WHAT THE TASK REQUIRES: What follows are records. Restate all of them word for word.

(Dataset items)
- - -
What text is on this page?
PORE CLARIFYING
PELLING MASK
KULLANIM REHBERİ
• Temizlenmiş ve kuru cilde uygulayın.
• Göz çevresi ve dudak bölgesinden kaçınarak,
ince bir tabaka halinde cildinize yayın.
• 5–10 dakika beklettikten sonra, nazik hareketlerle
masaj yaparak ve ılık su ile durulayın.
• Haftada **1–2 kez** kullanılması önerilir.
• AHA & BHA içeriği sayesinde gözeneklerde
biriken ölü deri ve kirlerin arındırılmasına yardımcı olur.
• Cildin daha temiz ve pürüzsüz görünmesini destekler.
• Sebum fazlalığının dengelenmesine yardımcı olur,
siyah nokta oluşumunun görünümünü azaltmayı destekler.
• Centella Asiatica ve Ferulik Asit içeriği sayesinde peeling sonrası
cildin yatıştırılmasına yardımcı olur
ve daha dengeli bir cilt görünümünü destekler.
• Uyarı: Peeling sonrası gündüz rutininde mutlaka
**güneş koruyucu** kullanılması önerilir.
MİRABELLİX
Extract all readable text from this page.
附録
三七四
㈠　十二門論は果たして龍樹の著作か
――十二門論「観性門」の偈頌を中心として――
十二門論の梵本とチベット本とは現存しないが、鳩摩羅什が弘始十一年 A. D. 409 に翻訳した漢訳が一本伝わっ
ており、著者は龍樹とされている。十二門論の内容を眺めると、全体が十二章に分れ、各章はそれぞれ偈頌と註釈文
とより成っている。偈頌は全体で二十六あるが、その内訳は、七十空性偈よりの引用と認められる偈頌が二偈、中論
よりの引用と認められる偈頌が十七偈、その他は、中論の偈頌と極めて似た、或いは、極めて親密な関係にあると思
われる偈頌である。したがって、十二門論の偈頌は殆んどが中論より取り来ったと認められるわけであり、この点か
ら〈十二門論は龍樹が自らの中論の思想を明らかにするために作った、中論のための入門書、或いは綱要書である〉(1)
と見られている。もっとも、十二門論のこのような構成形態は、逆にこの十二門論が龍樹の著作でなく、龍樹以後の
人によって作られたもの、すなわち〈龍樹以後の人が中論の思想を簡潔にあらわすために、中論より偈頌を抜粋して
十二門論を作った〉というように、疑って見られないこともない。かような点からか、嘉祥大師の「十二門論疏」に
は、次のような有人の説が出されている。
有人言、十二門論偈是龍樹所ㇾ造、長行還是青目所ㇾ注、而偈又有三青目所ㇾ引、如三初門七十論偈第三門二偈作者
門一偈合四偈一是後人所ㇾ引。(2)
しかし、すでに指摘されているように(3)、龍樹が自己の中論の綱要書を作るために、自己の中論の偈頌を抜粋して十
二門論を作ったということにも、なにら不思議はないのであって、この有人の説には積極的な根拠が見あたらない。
- - -
COMPLETED EXERCISE:
What text is on this page?
PORE CLARIFYING
PELLING MASK
KULLANIM REHBERİ
• Temizlenmiş ve kuru cilde uygulayın.
• Göz çevresi ve dudak bölgesinden kaçınarak,
ince bir tabaka halinde cildinize yayın.
• 5–10 dakika beklettikten sonra, nazik hareketlerle
masaj yaparak ve ılık su ile durulayın.
• Haftada **1–2 kez** kullanılması önerilir.
• AHA & BHA içeriği sayesinde gözeneklerde
biriken ölü deri ve kirlerin arındırılmasına yardımcı olur.
• Cildin daha temiz ve pürüzsüz görünmesini destekler.
• Sebum fazlalığının dengelenmesine yardımcı olur,
siyah nokta oluşumunun görünümünü azaltmayı destekler.
• Centella Asiatica ve Ferulik Asit içeriği sayesinde peeling sonrası
cildin yatıştırılmasına yardımcı olur
ve daha dengeli bir cilt görünümünü destekler.
• Uyarı: Peeling sonrası gündüz rutininde mutlaka
**güneş koruyucu** kullanılması önerilir.
MİRABELLİX
Extract all readable text from this page.
附録
三七四
㈠　十二門論は果たして龍樹の著作か
――十二門論「観性門」の偈頌を中心として――
十二門論の梵本とチベット本とは現存しないが、鳩摩羅什が弘始十一年 A. D. 409 に翻訳した漢訳が一本伝わっ
ており、著者は龍樹とされている。十二門論の内容を眺めると、全体が十二章に分れ、各章はそれぞれ偈頌と註釈文
とより成っている。偈頌は全体で二十六あるが、その内訳は、七十空性偈よりの引用と認められる偈頌が二偈、中論
よりの引用と認められる偈頌が十七偈、その他は、中論の偈頌と極めて似た、或いは、極めて親密な関係にあると思
われる偈頌である。したがって、十二門論の偈頌は殆んどが中論より取り来ったと認められるわけであり、この点か
ら〈十二門論は龍樹が自らの中論の思想を明らかにするために作った、中論のための入門書、或いは綱要書である〉(1)
と見られている。もっとも、十二門論のこのような構成形態は、逆にこの十二門論が龍樹の著作でなく、龍樹以後の
人によって作られたもの、すなわち〈龍樹以後の人が中論の思想を簡潔にあらわすために、中論より偈頌を抜粋して
十二門論を作った〉というように、疑って見られないこともない。かような点からか、嘉祥大師の「十二門論疏」に
は、次のような有人の説が出されている。
有人言、十二門論偈是龍樹所ㇾ造、長行還是青目所ㇾ注、而偈又有三青目所ㇾ引、如三初門七十論偈第三門二偈作者
門一偈合四偈一是後人所ㇾ引。(2)
しかし、すでに指摘されているように(3)、龍樹が自己の中論の綱要書を作るために、自己の中論の偈頌を抜粋して十
二門論を作ったということにも、なにら不思議はないのであって、この有人の説には積極的な根拠が見あたらない。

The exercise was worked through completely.